───── Records for the exercise ─────
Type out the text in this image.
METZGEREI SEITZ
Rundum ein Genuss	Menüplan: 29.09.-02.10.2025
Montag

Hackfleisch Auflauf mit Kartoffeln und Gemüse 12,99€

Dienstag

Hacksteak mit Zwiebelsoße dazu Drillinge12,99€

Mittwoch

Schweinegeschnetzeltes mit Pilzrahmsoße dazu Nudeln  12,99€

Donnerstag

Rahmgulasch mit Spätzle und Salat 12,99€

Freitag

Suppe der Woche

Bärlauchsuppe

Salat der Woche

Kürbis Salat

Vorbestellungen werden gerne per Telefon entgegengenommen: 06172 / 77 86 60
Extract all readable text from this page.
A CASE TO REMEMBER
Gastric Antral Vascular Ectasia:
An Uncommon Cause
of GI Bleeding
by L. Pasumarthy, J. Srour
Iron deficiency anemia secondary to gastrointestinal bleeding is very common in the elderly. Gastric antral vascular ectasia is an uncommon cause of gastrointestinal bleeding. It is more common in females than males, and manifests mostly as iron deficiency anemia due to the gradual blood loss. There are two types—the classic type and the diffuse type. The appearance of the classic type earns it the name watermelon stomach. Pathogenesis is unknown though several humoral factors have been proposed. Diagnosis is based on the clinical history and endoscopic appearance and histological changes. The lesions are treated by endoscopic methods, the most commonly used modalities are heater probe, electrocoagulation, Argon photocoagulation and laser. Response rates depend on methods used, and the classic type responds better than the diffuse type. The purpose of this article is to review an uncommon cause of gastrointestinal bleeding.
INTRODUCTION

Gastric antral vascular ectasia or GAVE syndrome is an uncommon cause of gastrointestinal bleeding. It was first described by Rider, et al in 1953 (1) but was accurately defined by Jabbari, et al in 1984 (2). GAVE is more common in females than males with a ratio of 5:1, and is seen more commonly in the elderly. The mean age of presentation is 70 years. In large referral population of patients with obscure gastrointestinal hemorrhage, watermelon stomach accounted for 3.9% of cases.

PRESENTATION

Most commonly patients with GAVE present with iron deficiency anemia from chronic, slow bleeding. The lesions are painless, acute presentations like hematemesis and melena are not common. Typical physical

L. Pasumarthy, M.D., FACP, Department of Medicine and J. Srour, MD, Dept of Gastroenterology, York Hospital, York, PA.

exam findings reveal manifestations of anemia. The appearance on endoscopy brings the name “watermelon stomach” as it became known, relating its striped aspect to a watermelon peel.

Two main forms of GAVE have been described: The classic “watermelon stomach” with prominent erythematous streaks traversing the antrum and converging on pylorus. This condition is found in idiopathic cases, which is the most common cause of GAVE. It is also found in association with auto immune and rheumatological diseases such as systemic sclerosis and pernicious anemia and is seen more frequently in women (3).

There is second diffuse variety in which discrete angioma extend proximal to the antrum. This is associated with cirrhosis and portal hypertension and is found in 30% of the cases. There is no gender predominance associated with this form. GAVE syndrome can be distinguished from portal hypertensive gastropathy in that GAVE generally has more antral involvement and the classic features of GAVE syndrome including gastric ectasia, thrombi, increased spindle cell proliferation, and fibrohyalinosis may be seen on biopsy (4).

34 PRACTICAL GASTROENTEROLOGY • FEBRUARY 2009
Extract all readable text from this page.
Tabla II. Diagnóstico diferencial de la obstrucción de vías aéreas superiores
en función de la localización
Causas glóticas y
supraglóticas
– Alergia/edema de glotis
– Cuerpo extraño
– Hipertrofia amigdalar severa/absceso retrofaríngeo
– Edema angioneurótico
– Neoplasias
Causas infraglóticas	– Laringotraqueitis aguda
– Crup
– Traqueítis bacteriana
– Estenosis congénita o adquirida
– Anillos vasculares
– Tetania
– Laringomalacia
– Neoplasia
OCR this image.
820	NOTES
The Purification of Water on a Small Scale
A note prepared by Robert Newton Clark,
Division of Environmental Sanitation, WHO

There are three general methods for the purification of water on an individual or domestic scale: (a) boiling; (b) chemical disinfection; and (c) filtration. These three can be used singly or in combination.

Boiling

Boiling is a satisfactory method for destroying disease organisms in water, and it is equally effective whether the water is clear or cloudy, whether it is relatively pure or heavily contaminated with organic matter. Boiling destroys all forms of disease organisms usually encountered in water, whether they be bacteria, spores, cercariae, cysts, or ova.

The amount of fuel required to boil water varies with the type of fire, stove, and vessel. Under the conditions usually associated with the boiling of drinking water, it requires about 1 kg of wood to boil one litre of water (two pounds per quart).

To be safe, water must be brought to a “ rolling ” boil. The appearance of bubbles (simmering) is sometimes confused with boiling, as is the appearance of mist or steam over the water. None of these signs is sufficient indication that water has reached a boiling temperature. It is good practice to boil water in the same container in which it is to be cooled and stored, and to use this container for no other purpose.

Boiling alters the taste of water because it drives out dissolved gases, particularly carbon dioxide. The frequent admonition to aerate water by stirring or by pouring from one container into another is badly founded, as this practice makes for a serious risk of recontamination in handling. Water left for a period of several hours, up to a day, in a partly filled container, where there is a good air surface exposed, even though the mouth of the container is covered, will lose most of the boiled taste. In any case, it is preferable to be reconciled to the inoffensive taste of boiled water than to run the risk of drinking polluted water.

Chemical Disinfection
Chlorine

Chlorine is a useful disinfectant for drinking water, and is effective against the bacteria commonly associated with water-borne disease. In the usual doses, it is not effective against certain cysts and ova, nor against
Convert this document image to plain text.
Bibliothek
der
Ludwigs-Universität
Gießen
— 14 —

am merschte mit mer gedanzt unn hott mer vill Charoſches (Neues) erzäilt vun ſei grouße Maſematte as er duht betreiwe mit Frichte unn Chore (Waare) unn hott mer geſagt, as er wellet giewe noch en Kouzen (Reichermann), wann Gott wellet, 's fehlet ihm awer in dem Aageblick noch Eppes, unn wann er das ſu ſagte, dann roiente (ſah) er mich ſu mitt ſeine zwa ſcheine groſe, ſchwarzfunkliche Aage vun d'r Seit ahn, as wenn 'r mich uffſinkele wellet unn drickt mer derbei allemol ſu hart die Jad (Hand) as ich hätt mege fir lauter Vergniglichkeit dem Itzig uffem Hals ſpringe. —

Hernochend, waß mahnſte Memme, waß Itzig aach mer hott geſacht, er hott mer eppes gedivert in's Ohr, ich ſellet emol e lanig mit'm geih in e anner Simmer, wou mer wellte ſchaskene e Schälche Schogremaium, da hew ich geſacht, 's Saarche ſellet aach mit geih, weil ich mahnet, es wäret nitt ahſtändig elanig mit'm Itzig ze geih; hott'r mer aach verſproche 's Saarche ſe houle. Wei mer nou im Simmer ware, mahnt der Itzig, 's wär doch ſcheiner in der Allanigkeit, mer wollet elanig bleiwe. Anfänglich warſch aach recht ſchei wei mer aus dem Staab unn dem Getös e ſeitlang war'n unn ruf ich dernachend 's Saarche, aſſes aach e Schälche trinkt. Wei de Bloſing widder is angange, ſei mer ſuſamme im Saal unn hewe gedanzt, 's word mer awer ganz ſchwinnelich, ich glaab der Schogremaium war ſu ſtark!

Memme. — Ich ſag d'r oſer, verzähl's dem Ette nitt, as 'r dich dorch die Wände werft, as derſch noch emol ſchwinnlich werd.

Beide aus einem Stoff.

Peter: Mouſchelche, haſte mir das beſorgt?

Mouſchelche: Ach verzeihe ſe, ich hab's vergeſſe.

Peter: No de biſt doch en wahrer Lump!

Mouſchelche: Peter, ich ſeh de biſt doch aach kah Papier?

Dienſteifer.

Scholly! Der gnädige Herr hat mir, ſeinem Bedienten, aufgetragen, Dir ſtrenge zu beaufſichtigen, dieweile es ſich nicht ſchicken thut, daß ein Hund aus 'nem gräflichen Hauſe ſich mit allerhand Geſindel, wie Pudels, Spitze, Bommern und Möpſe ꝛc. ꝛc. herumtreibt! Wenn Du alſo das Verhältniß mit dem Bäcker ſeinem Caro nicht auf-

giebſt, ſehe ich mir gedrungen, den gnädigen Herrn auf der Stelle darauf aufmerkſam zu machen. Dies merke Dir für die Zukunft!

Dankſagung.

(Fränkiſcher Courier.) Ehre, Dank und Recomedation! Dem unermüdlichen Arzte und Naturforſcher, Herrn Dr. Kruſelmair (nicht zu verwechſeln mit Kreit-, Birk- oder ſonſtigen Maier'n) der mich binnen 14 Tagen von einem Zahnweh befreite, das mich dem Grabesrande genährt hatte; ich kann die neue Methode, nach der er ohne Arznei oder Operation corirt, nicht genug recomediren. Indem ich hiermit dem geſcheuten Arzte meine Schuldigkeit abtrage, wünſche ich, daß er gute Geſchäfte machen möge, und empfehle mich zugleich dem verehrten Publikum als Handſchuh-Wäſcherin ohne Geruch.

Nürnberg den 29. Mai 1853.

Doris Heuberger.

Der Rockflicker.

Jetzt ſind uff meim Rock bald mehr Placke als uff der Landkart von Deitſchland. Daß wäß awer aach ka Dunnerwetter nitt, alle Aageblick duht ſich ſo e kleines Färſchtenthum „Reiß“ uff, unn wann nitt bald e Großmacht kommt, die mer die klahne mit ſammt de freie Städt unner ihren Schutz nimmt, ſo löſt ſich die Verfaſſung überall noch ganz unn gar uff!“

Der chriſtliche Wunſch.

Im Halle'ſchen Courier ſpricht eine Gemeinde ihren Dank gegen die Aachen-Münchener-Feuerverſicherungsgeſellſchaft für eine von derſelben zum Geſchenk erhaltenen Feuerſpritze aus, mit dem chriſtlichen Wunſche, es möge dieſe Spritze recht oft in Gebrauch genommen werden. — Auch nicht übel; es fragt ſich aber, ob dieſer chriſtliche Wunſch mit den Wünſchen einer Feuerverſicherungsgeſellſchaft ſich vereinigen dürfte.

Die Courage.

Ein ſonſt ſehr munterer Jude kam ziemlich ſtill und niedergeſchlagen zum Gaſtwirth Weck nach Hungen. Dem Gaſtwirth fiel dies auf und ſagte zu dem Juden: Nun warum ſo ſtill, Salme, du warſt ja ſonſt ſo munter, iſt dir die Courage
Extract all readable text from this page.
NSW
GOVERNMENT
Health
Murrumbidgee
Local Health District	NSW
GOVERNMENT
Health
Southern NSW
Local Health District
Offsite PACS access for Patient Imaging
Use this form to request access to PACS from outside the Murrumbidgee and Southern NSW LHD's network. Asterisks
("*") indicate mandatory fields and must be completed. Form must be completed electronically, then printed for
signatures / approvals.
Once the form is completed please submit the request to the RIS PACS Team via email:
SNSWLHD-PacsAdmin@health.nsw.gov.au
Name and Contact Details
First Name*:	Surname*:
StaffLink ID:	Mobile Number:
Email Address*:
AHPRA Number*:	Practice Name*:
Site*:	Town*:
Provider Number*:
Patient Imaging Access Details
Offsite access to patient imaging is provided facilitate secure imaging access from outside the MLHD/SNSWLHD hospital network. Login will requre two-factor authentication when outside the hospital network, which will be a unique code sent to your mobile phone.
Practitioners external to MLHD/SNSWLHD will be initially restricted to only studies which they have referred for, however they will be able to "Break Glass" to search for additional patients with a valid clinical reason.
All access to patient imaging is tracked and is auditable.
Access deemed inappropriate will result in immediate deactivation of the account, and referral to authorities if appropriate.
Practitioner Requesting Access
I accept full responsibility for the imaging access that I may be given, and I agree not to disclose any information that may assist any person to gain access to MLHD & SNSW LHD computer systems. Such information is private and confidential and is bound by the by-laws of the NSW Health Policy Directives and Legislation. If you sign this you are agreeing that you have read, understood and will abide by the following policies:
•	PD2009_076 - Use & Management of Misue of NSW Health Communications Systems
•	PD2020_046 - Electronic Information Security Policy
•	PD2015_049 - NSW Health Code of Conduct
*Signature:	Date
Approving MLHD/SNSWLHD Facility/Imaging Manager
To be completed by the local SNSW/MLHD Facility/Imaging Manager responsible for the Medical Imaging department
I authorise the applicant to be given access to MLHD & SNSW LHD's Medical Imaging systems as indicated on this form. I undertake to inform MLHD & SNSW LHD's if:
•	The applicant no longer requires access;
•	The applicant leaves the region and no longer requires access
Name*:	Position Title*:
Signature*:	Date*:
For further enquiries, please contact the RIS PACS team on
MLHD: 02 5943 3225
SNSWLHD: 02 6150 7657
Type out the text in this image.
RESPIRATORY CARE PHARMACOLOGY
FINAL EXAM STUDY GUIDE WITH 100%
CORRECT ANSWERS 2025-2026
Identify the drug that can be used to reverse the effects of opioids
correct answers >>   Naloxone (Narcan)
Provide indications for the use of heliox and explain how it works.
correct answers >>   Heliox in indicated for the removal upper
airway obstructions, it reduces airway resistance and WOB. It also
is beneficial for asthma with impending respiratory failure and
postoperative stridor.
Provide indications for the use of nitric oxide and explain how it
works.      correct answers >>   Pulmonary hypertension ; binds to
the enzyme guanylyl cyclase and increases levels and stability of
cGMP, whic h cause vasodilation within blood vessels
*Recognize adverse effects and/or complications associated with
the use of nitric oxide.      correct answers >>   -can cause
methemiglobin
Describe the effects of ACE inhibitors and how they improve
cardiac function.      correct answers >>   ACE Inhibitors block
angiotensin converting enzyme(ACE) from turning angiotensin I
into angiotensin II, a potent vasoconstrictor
─────
Directions for this task
Note each line above that contains "Offsite" and copy it out.

Answer space
Offsite PACS access for Patient Imaging
Offsite access to patient imaging is provided facilitate secure imaging access from outside the MLHD/SNSWLHD hospital network. Login will requre two-factor authentication when outside the hospital network, which will be a unique code sent to your mobile phone.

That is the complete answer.